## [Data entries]
────────────────────────────────────────

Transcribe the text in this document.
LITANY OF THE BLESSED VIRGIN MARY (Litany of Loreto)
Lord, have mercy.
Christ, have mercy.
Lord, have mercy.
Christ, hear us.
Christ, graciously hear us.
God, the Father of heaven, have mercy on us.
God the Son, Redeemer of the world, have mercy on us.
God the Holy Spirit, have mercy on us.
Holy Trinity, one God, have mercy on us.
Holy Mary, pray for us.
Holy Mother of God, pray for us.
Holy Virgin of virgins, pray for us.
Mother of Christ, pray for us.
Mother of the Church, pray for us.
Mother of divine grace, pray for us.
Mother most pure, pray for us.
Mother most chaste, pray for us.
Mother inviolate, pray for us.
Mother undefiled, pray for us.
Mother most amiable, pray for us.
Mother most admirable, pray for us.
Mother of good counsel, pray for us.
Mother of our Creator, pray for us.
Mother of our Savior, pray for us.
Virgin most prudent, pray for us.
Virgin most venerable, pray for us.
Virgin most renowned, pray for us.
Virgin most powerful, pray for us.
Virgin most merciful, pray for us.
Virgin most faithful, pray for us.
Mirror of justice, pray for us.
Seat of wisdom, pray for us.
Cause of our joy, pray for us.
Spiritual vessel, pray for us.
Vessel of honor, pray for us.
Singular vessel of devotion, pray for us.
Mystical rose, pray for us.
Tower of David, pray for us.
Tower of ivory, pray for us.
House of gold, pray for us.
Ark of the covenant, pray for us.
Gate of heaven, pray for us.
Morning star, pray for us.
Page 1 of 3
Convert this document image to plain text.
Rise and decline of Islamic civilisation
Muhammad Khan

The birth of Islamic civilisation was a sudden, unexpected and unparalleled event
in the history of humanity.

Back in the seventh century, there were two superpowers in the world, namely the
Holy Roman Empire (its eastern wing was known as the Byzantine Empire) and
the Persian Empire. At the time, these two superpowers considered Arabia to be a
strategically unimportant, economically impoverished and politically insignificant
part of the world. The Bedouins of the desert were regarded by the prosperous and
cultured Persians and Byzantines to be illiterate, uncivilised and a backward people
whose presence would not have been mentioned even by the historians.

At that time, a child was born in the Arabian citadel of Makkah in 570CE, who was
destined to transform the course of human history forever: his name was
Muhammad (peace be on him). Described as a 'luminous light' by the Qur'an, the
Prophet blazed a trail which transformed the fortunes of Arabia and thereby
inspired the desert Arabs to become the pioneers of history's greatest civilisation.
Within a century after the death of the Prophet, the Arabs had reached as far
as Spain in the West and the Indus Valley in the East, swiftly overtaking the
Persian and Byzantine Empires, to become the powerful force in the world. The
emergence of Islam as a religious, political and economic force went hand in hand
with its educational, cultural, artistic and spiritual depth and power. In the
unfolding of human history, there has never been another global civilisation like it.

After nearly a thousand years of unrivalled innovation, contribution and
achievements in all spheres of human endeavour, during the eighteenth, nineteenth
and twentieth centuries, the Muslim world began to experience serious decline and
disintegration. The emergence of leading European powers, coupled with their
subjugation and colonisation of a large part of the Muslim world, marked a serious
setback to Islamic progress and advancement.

────────────────────────────────────────

## [EXERCISE REQUIREMENTS]
Copy each line of the records that contains the word "serious".

## [IN RESPONSE]
and twentieth centuries, the Muslim world began to experience serious decline and
subjugation and colonisation of a large part of the Muslim world, marked a serious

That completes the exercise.